Data items
____

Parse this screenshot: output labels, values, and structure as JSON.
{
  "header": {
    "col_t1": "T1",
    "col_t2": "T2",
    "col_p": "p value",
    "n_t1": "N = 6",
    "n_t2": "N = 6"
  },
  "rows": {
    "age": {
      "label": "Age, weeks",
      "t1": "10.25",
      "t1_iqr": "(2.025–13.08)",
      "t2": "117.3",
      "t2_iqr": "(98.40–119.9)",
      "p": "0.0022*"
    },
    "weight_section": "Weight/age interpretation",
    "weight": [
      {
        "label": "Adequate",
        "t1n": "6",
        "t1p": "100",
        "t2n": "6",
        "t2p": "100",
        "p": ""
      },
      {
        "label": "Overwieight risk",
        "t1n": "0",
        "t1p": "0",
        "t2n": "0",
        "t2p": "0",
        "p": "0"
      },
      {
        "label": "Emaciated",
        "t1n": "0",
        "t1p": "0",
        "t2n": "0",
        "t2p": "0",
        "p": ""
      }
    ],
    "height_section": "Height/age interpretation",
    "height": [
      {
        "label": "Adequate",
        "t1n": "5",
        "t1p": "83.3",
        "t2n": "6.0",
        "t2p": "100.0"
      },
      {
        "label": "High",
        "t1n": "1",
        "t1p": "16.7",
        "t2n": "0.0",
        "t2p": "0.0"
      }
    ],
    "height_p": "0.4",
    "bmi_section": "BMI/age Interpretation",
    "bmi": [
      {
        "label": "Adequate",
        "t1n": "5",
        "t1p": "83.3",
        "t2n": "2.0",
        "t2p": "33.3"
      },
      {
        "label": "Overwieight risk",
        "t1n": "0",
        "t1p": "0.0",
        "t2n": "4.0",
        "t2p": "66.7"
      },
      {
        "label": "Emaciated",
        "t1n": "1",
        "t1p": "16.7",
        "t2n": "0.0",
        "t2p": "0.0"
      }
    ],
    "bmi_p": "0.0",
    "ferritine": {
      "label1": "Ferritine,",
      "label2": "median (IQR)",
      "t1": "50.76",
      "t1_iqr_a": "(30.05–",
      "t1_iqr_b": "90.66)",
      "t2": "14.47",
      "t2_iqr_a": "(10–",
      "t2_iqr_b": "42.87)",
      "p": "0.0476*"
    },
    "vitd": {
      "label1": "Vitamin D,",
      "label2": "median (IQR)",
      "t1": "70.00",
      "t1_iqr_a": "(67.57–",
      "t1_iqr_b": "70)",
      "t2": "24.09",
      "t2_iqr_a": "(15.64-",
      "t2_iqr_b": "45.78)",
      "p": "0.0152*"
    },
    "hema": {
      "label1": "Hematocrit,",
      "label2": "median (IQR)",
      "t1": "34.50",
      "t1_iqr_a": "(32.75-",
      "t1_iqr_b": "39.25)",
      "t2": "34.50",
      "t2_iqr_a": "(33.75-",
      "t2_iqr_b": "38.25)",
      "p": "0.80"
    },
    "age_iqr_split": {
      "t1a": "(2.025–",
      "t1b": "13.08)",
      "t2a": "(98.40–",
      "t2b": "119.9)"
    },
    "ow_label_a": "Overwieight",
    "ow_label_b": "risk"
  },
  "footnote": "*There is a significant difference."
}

____

◆ Exercise ◆
Output the entries verbatim.

◆ Solution for this task ◆
Parse this screenshot: output labels, values, and structure as JSON.
{
  "header": {
    "col_t1": "T1",
    "col_t2": "T2",
    "col_p": "p value",
    "n_t1": "N = 6",
    "n_t2": "N = 6"
  },
  "rows": {
    "age": {
      "label": "Age, weeks",
      "t1": "10.25",
      "t1_iqr": "(2.025–13.08)",
      "t2": "117.3",
      "t2_iqr": "(98.40–119.9)",
      "p": "0.0022*"
    },
    "weight_section": "Weight/age interpretation",
    "weight": [
      {
        "label": "Adequate",
        "t1n": "6",
        "t1p": "100",
        "t2n": "6",
        "t2p": "100",
        "p": ""
      },
      {
        "label": "Overwieight risk",
        "t1n": "0",
        "t1p": "0",
        "t2n": "0",
        "t2p": "0",
        "p": "0"
      },
      {
        "label": "Emaciated",
        "t1n": "0",
        "t1p": "0",
        "t2n": "0",
        "t2p": "0",
        "p": ""
      }
    ],
    "height_section": "Height/age interpretation",
    "height": [
      {
        "label": "Adequate",
        "t1n": "5",
        "t1p": "83.3",
        "t2n": "6.0",
        "t2p": "100.0"
      },
      {
        "label": "High",
        "t1n": "1",
        "t1p": "16.7",
        "t2n": "0.0",
        "t2p": "0.0"
      }
    ],
    "height_p": "0.4",
    "bmi_section": "BMI/age Interpretation",
    "bmi": [
      {
        "label": "Adequate",
        "t1n": "5",
        "t1p": "83.3",
        "t2n": "2.0",
        "t2p": "33.3"
      },
      {
        "label": "Overwieight risk",
        "t1n": "0",
        "t1p": "0.0",
        "t2n": "4.0",
        "t2p": "66.7"
      },
      {
        "label": "Emaciated",
        "t1n": "1",
        "t1p": "16.7",
        "t2n": "0.0",
        "t2p": "0.0"
      }
    ],
    "bmi_p": "0.0",
    "ferritine": {
      "label1": "Ferritine,",
      "label2": "median (IQR)",
      "t1": "50.76",
      "t1_iqr_a": "(30.05–",
      "t1_iqr_b": "90.66)",
      "t2": "14.47",
      "t2_iqr_a": "(10–",
      "t2_iqr_b": "42.87)",
      "p": "0.0476*"
    },
    "vitd": {
      "label1": "Vitamin D,",
      "label2": "median (IQR)",
      "t1": "70.00",
      "t1_iqr_a": "(67.57–",
      "t1_iqr_b": "70)",
      "t2": "24.09",
      "t2_iqr_a": "(15.64-",
      "t2_iqr_b": "45.78)",
      "p": "0.0152*"
    },
    "hema": {
      "label1": "Hematocrit,",
      "label2": "median (IQR)",
      "t1": "34.50",
      "t1_iqr_a": "(32.75-",
      "t1_iqr_b": "39.25)",
      "t2": "34.50",
      "t2_iqr_a": "(33.75-",
      "t2_iqr_b": "38.25)",
      "p": "0.80"
    },
    "age_iqr_split": {
      "t1a": "(2.025–",
      "t1b": "13.08)",
      "t2a": "(98.40–",
      "t2b": "119.9)"
    },
    "ow_label_a": "Overwieight",
    "ow_label_b": "risk"
  },
  "footnote": "*There is a significant difference."
}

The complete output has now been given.